Problem to work on: Go through the entries below and retype them exactly, omitting each picture.

Exercise inputs:
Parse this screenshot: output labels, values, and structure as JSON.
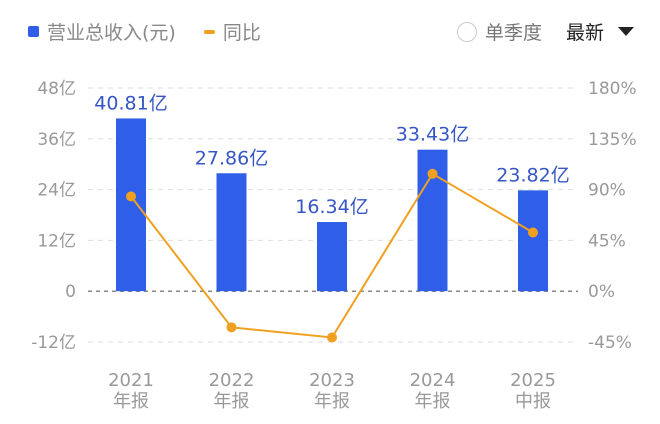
{
  "legend": {
    "revenue_label": "营业总收入(元)",
    "yoy_label": "同比"
  },
  "controls": {
    "single_quarter_label": "单季度",
    "single_quarter_checked": false,
    "sort_label": "最新"
  },
  "colors": {
    "bar": "#2f5fe8",
    "line": "#f0a020",
    "value_label": "#3556c4",
    "axis_text": "#999999",
    "grid": "#dddddd"
  },
  "chart_data": {
    "type": "bar",
    "categories": [
      "2021年报",
      "2022年报",
      "2023年报",
      "2024年报",
      "2025中报"
    ],
    "category_lines": [
      [
        "2021",
        "年报"
      ],
      [
        "2022",
        "年报"
      ],
      [
        "2023",
        "年报"
      ],
      [
        "2024",
        "年报"
      ],
      [
        "2025",
        "中报"
      ]
    ],
    "series": [
      {
        "name": "营业总收入(元)",
        "type": "bar",
        "axis": "left",
        "unit": "亿",
        "values": [
          40.81,
          27.86,
          16.34,
          33.43,
          23.82
        ],
        "labels": [
          "40.81亿",
          "27.86亿",
          "16.34亿",
          "33.43亿",
          "23.82亿"
        ]
      },
      {
        "name": "同比",
        "type": "line",
        "axis": "right",
        "unit": "%",
        "values": [
          84,
          -32,
          -41,
          104,
          52
        ]
      }
    ],
    "left_axis": {
      "ticks": [
        "48亿",
        "36亿",
        "24亿",
        "12亿",
        "0",
        "-12亿"
      ],
      "values": [
        48,
        36,
        24,
        12,
        0,
        -12
      ],
      "ylim": [
        -12,
        48
      ]
    },
    "right_axis": {
      "ticks": [
        "180%",
        "135%",
        "90%",
        "45%",
        "0%",
        "-45%"
      ],
      "values": [
        180,
        135,
        90,
        45,
        0,
        -45
      ],
      "ylim": [
        -45,
        180
      ]
    },
    "grid": true,
    "legend_position": "top-left"
  }
}
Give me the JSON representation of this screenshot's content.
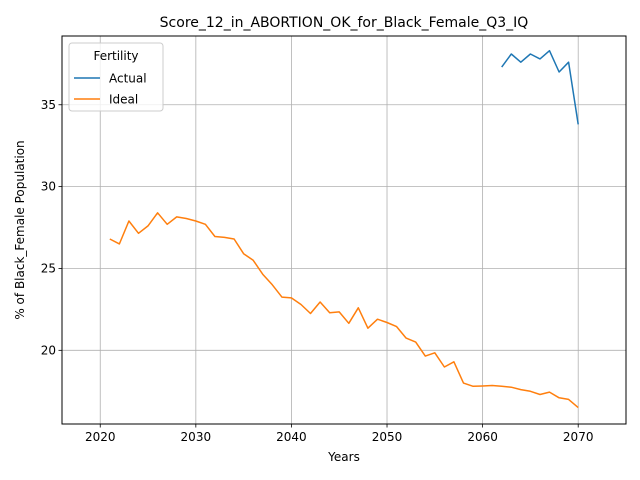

Output of the task:
Parse this screenshot: output labels, values, and structure as JSON.
{
  "legend": {
    "revenue_label": "营业总收入(元)",
    "yoy_label": "同比"
  },
  "controls": {
    "single_quarter_label": "单季度",
    "single_quarter_checked": false,
    "sort_label": "最新"
  },
  "colors": {
    "bar": "#2f5fe8",
    "line": "#f0a020",
    "value_label": "#3556c4",
    "axis_text": "#999999",
    "grid": "#dddddd"
  },
  "chart_data": {
    "type": "bar",
    "categories": [
      "2021年报",
      "2022年报",
      "2023年报",
      "2024年报",
      "2025中报"
    ],
    "category_lines": [
      [
        "2021",
        "年报"
      ],
      [
        "2022",
        "年报"
      ],
      [
        "2023",
        "年报"
      ],
      [
        "2024",
        "年报"
      ],
      [
        "2025",
        "中报"
      ]
    ],
    "series": [
      {
        "name": "营业总收入(元)",
        "type": "bar",
        "axis": "left",
        "unit": "亿",
        "values": [
          40.81,
          27.86,
          16.34,
          33.43,
          23.82
        ],
        "labels": [
          "40.81亿",
          "27.86亿",
          "16.34亿",
          "33.43亿",
          "23.82亿"
        ]
      },
      {
        "name": "同比",
        "type": "line",
        "axis": "right",
        "unit": "%",
        "values": [
          84,
          -32,
          -41,
          104,
          52
        ]
      }
    ],
    "left_axis": {
      "ticks": [
        "48亿",
        "36亿",
        "24亿",
        "12亿",
        "0",
        "-12亿"
      ],
      "values": [
        48,
        36,
        24,
        12,
        0,
        -12
      ],
      "ylim": [
        -12,
        48
      ]
    },
    "right_axis": {
      "ticks": [
        "180%",
        "135%",
        "90%",
        "45%",
        "0%",
        "-45%"
      ],
      "values": [
        180,
        135,
        90,
        45,
        0,
        -45
      ],
      "ylim": [
        -45,
        180
      ]
    },
    "grid": true,
    "legend_position": "top-left"
  }
}
Give me the JSON representation of this screenshot's content.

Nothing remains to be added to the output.